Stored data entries
::::::::

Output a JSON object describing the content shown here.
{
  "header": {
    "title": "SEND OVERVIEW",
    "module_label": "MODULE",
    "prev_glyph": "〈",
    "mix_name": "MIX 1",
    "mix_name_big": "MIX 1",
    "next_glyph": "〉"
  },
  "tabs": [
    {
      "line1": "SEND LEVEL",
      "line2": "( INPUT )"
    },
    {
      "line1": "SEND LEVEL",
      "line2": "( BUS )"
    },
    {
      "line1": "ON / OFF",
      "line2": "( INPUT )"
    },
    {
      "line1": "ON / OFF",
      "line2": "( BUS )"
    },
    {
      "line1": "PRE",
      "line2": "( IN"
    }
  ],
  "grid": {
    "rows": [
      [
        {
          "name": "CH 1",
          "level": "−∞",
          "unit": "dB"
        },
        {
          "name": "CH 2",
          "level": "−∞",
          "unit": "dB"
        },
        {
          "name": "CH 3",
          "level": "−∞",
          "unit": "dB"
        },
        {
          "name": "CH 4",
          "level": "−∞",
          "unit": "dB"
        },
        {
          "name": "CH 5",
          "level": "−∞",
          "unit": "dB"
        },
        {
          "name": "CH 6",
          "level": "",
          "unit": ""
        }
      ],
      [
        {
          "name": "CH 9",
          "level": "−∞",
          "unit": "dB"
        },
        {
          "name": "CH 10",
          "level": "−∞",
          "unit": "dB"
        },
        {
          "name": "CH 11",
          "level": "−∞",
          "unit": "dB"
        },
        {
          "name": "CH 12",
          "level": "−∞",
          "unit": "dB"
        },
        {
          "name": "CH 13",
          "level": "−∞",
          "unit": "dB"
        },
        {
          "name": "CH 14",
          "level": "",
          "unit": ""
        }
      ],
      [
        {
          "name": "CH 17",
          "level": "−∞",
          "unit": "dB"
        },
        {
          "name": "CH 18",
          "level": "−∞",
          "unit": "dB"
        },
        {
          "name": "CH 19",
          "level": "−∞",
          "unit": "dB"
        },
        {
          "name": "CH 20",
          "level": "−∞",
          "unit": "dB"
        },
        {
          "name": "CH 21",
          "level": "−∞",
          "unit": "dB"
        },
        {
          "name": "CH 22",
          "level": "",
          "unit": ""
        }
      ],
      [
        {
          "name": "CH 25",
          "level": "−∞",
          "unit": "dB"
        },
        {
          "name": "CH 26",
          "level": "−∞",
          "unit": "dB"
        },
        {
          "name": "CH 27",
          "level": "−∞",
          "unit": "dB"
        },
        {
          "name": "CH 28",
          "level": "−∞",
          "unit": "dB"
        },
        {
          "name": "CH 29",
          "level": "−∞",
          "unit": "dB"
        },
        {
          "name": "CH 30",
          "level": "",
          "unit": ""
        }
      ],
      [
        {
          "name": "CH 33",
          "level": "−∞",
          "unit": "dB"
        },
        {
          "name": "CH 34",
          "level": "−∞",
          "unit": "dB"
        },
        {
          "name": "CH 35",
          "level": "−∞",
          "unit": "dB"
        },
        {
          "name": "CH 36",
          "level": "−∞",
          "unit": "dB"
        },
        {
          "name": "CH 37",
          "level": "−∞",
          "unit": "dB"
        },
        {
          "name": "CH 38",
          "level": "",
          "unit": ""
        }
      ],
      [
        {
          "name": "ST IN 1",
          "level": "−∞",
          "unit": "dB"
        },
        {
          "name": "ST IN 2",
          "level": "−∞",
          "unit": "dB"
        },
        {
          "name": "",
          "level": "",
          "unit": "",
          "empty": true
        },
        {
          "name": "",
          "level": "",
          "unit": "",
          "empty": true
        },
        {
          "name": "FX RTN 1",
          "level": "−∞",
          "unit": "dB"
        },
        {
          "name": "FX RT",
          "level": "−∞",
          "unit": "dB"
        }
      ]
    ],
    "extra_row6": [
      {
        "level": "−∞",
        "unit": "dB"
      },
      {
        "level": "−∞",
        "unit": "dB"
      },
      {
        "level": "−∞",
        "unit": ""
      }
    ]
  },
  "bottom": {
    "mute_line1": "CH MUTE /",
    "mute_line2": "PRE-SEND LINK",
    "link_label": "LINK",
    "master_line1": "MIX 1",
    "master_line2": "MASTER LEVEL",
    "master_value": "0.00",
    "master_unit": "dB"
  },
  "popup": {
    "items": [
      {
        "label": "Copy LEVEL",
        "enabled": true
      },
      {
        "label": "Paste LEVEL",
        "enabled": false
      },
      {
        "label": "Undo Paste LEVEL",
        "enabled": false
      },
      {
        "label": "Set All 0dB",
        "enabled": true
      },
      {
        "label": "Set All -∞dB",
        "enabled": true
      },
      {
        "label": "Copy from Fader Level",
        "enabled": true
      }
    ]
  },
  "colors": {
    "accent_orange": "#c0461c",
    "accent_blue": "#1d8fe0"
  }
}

::::::::

- DIRECTIONS -
Return each line of the records above exactly as it reads.

- SOLUTION FOR THIS EXERCISE -
Output a JSON object describing the content shown here.
{
  "header": {
    "title": "SEND OVERVIEW",
    "module_label": "MODULE",
    "prev_glyph": "〈",
    "mix_name": "MIX 1",
    "mix_name_big": "MIX 1",
    "next_glyph": "〉"
  },
  "tabs": [
    {
      "line1": "SEND LEVEL",
      "line2": "( INPUT )"
    },
    {
      "line1": "SEND LEVEL",
      "line2": "( BUS )"
    },
    {
      "line1": "ON / OFF",
      "line2": "( INPUT )"
    },
    {
      "line1": "ON / OFF",
      "line2": "( BUS )"
    },
    {
      "line1": "PRE",
      "line2": "( IN"
    }
  ],
  "grid": {
    "rows": [
      [
        {
          "name": "CH 1",
          "level": "−∞",
          "unit": "dB"
        },
        {
          "name": "CH 2",
          "level": "−∞",
          "unit": "dB"
        },
        {
          "name": "CH 3",
          "level": "−∞",
          "unit": "dB"
        },
        {
          "name": "CH 4",
          "level": "−∞",
          "unit": "dB"
        },
        {
          "name": "CH 5",
          "level": "−∞",
          "unit": "dB"
        },
        {
          "name": "CH 6",
          "level": "",
          "unit": ""
        }
      ],
      [
        {
          "name": "CH 9",
          "level": "−∞",
          "unit": "dB"
        },
        {
          "name": "CH 10",
          "level": "−∞",
          "unit": "dB"
        },
        {
          "name": "CH 11",
          "level": "−∞",
          "unit": "dB"
        },
        {
          "name": "CH 12",
          "level": "−∞",
          "unit": "dB"
        },
        {
          "name": "CH 13",
          "level": "−∞",
          "unit": "dB"
        },
        {
          "name": "CH 14",
          "level": "",
          "unit": ""
        }
      ],
      [
        {
          "name": "CH 17",
          "level": "−∞",
          "unit": "dB"
        },
        {
          "name": "CH 18",
          "level": "−∞",
          "unit": "dB"
        },
        {
          "name": "CH 19",
          "level": "−∞",
          "unit": "dB"
        },
        {
          "name": "CH 20",
          "level": "−∞",
          "unit": "dB"
        },
        {
          "name": "CH 21",
          "level": "−∞",
          "unit": "dB"
        },
        {
          "name": "CH 22",
          "level": "",
          "unit": ""
        }
      ],
      [
        {
          "name": "CH 25",
          "level": "−∞",
          "unit": "dB"
        },
        {
          "name": "CH 26",
          "level": "−∞",
          "unit": "dB"
        },
        {
          "name": "CH 27",
          "level": "−∞",
          "unit": "dB"
        },
        {
          "name": "CH 28",
          "level": "−∞",
          "unit": "dB"
        },
        {
          "name": "CH 29",
          "level": "−∞",
          "unit": "dB"
        },
        {
          "name": "CH 30",
          "level": "",
          "unit": ""
        }
      ],
      [
        {
          "name": "CH 33",
          "level": "−∞",
          "unit": "dB"
        },
        {
          "name": "CH 34",
          "level": "−∞",
          "unit": "dB"
        },
        {
          "name": "CH 35",
          "level": "−∞",
          "unit": "dB"
        },
        {
          "name": "CH 36",
          "level": "−∞",
          "unit": "dB"
        },
        {
          "name": "CH 37",
          "level": "−∞",
          "unit": "dB"
        },
        {
          "name": "CH 38",
          "level": "",
          "unit": ""
        }
      ],
      [
        {
          "name": "ST IN 1",
          "level": "−∞",
          "unit": "dB"
        },
        {
          "name": "ST IN 2",
          "level": "−∞",
          "unit": "dB"
        },
        {
          "name": "",
          "level": "",
          "unit": "",
          "empty": true
        },
        {
          "name": "",
          "level": "",
          "unit": "",
          "empty": true
        },
        {
          "name": "FX RTN 1",
          "level": "−∞",
          "unit": "dB"
        },
        {
          "name": "FX RT",
          "level": "−∞",
          "unit": "dB"
        }
      ]
    ],
    "extra_row6": [
      {
        "level": "−∞",
        "unit": "dB"
      },
      {
        "level": "−∞",
        "unit": "dB"
      },
      {
        "level": "−∞",
        "unit": ""
      }
    ]
  },
  "bottom": {
    "mute_line1": "CH MUTE /",
    "mute_line2": "PRE-SEND LINK",
    "link_label": "LINK",
    "master_line1": "MIX 1",
    "master_line2": "MASTER LEVEL",
    "master_value": "0.00",
    "master_unit": "dB"
  },
  "popup": {
    "items": [
      {
        "label": "Copy LEVEL",
        "enabled": true
      },
      {
        "label": "Paste LEVEL",
        "enabled": false
      },
      {
        "label": "Undo Paste LEVEL",
        "enabled": false
      },
      {
        "label": "Set All 0dB",
        "enabled": true
      },
      {
        "label": "Set All -∞dB",
        "enabled": true
      },
      {
        "label": "Copy from Fader Level",
        "enabled": true
      }
    ]
  },
  "colors": {
    "accent_orange": "#c0461c",
    "accent_blue": "#1d8fe0"
  }
}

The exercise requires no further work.